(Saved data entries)

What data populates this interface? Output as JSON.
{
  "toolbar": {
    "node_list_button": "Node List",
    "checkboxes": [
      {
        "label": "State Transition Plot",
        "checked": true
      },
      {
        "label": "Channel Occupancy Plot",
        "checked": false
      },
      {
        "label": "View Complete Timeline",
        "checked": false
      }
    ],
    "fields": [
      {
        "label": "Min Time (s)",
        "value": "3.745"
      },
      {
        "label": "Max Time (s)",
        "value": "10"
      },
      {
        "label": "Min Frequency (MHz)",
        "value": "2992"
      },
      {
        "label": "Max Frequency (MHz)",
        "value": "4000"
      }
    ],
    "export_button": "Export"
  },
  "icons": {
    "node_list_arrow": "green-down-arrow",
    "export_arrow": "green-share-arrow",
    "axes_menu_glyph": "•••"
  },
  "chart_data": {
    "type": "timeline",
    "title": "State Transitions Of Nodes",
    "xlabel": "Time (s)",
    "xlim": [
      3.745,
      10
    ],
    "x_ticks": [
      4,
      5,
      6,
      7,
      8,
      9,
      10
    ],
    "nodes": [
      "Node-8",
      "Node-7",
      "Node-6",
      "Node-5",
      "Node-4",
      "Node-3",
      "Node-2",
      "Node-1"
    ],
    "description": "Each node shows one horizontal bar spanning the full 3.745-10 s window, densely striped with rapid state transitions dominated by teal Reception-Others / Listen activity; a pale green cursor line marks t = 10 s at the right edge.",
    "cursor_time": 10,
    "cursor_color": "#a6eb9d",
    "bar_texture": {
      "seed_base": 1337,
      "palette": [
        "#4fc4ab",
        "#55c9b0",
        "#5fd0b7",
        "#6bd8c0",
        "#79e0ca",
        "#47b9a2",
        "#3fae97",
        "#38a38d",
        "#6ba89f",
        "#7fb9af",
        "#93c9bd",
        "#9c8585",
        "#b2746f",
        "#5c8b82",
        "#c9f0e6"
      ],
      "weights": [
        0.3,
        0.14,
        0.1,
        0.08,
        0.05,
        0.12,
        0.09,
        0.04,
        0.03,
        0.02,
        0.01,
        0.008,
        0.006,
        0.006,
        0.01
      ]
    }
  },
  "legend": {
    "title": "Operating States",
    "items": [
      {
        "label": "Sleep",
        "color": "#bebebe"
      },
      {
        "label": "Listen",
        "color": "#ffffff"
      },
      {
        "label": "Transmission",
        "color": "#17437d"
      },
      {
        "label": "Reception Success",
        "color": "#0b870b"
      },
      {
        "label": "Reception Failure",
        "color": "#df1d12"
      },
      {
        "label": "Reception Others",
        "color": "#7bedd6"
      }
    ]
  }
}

## [DESCRIPTION OF THE TASK]
Collect every line above that contains the word "value".

## [COMPLETE RESPONSE]
        "value": "3.745"
        "value": "10"
        "value": "2992"
        "value": "4000"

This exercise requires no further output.